DATA FOR PROCESSING.
========================

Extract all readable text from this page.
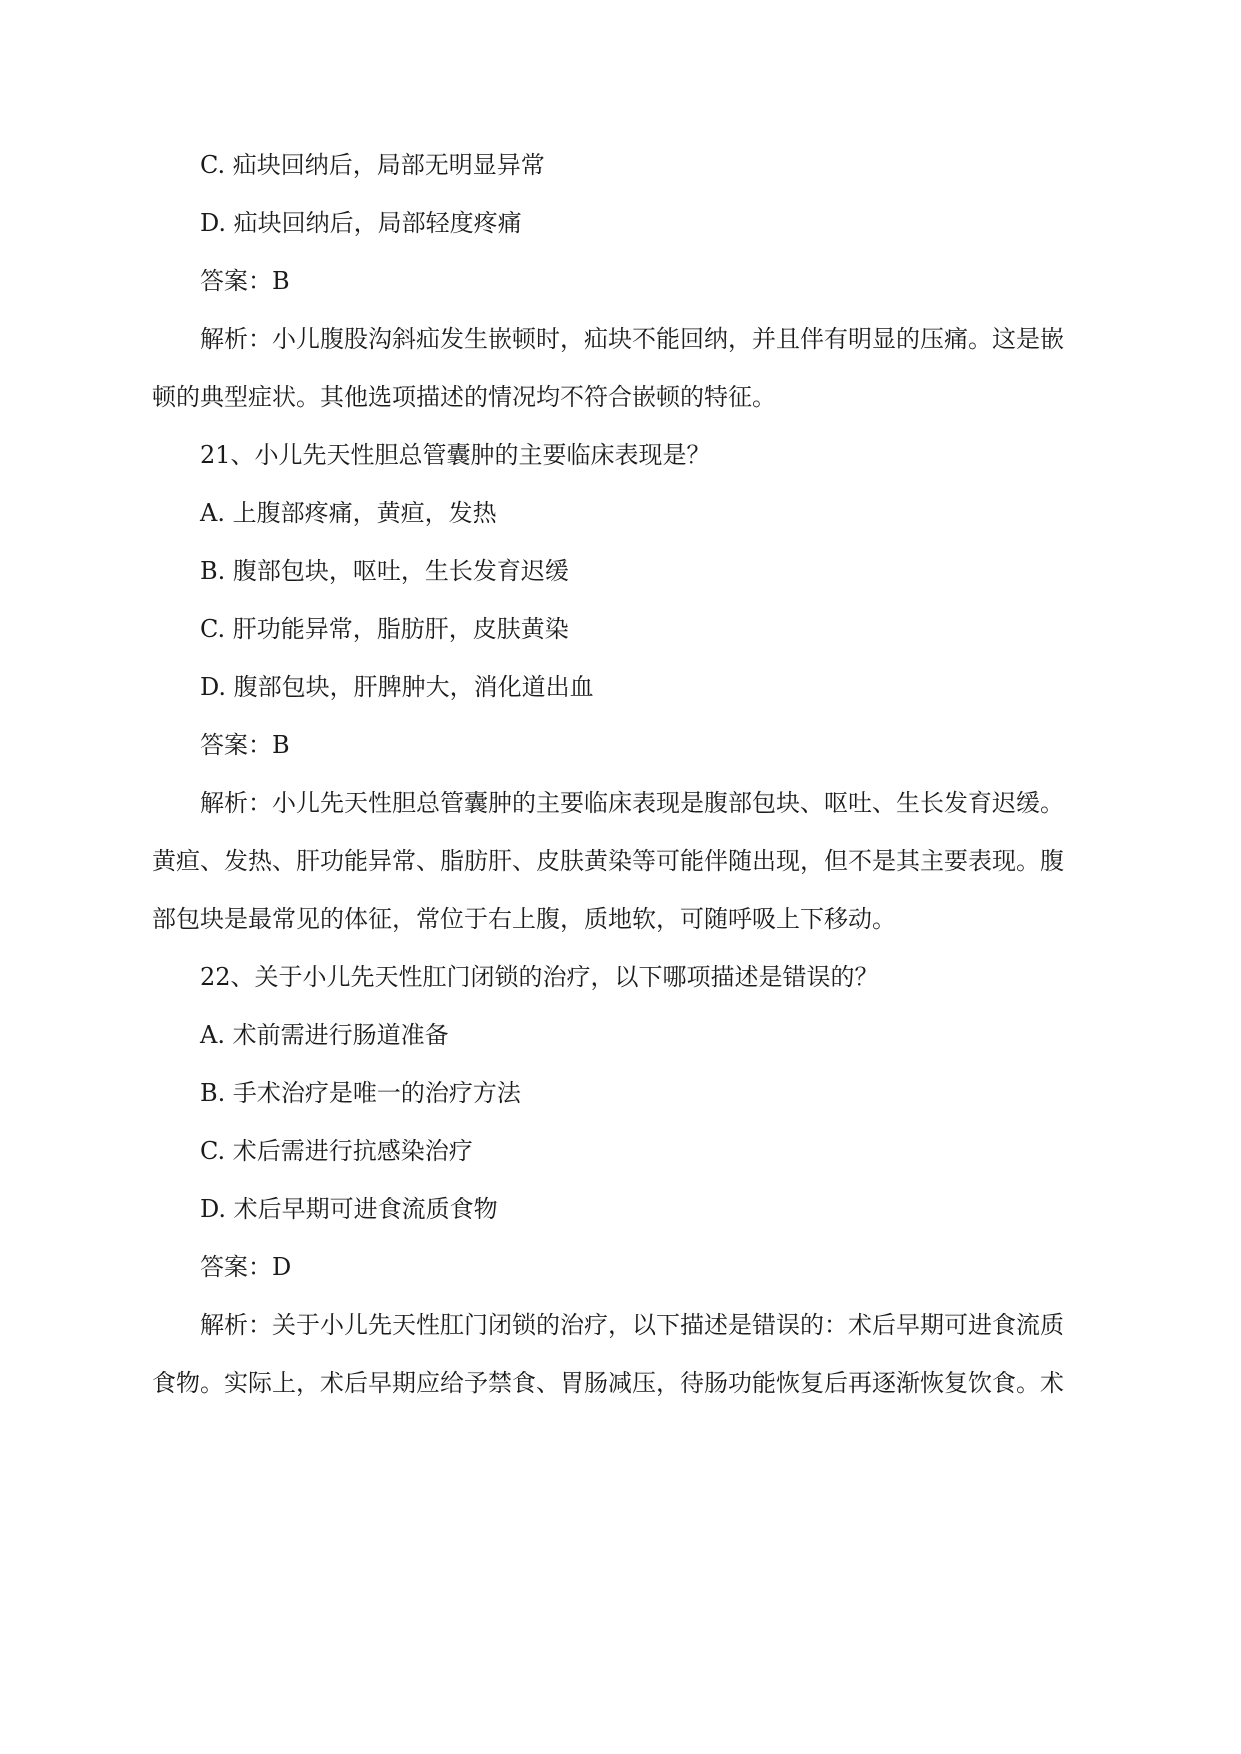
C. 疝块回纳后，局部无明显异常
D. 疝块回纳后，局部轻度疼痛
答案：B
解析：小儿腹股沟斜疝发生嵌顿时，疝块不能回纳，并且伴有明显的压痛。这是嵌
顿的典型症状。其他选项描述的情况均不符合嵌顿的特征。
21、小儿先天性胆总管囊肿的主要临床表现是？
A. 上腹部疼痛，黄疸，发热
B. 腹部包块，呕吐，生长发育迟缓
C. 肝功能异常，脂肪肝，皮肤黄染
D. 腹部包块，肝脾肿大，消化道出血
答案：B
解析：小儿先天性胆总管囊肿的主要临床表现是腹部包块、呕吐、生长发育迟缓。
黄疸、发热、肝功能异常、脂肪肝、皮肤黄染等可能伴随出现，但不是其主要表现。腹
部包块是最常见的体征，常位于右上腹，质地软，可随呼吸上下移动。
22、关于小儿先天性肛门闭锁的治疗，以下哪项描述是错误的？
A. 术前需进行肠道准备
B. 手术治疗是唯一的治疗方法
C. 术后需进行抗感染治疗
D. 术后早期可进食流质食物
答案：D
解析：关于小儿先天性肛门闭锁的治疗，以下描述是错误的：术后早期可进食流质
食物。实际上，术后早期应给予禁食、胃肠减压，待肠功能恢复后再逐渐恢复饮食。术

========================

WHAT THE TASK ASKS. Strip the images and reproduce the remaining records precisely.

OUTPUT FOR THIS EXERCISE.
Extract all readable text from this page.
C. 疝块回纳后，局部无明显异常
D. 疝块回纳后，局部轻度疼痛
答案：B
解析：小儿腹股沟斜疝发生嵌顿时，疝块不能回纳，并且伴有明显的压痛。这是嵌
顿的典型症状。其他选项描述的情况均不符合嵌顿的特征。
21、小儿先天性胆总管囊肿的主要临床表现是？
A. 上腹部疼痛，黄疸，发热
B. 腹部包块，呕吐，生长发育迟缓
C. 肝功能异常，脂肪肝，皮肤黄染
D. 腹部包块，肝脾肿大，消化道出血
答案：B
解析：小儿先天性胆总管囊肿的主要临床表现是腹部包块、呕吐、生长发育迟缓。
黄疸、发热、肝功能异常、脂肪肝、皮肤黄染等可能伴随出现，但不是其主要表现。腹
部包块是最常见的体征，常位于右上腹，质地软，可随呼吸上下移动。
22、关于小儿先天性肛门闭锁的治疗，以下哪项描述是错误的？
A. 术前需进行肠道准备
B. 手术治疗是唯一的治疗方法
C. 术后需进行抗感染治疗
D. 术后早期可进食流质食物
答案：D
解析：关于小儿先天性肛门闭锁的治疗，以下描述是错误的：术后早期可进食流质
食物。实际上，术后早期应给予禁食、胃肠减压，待肠功能恢复后再逐渐恢复饮食。术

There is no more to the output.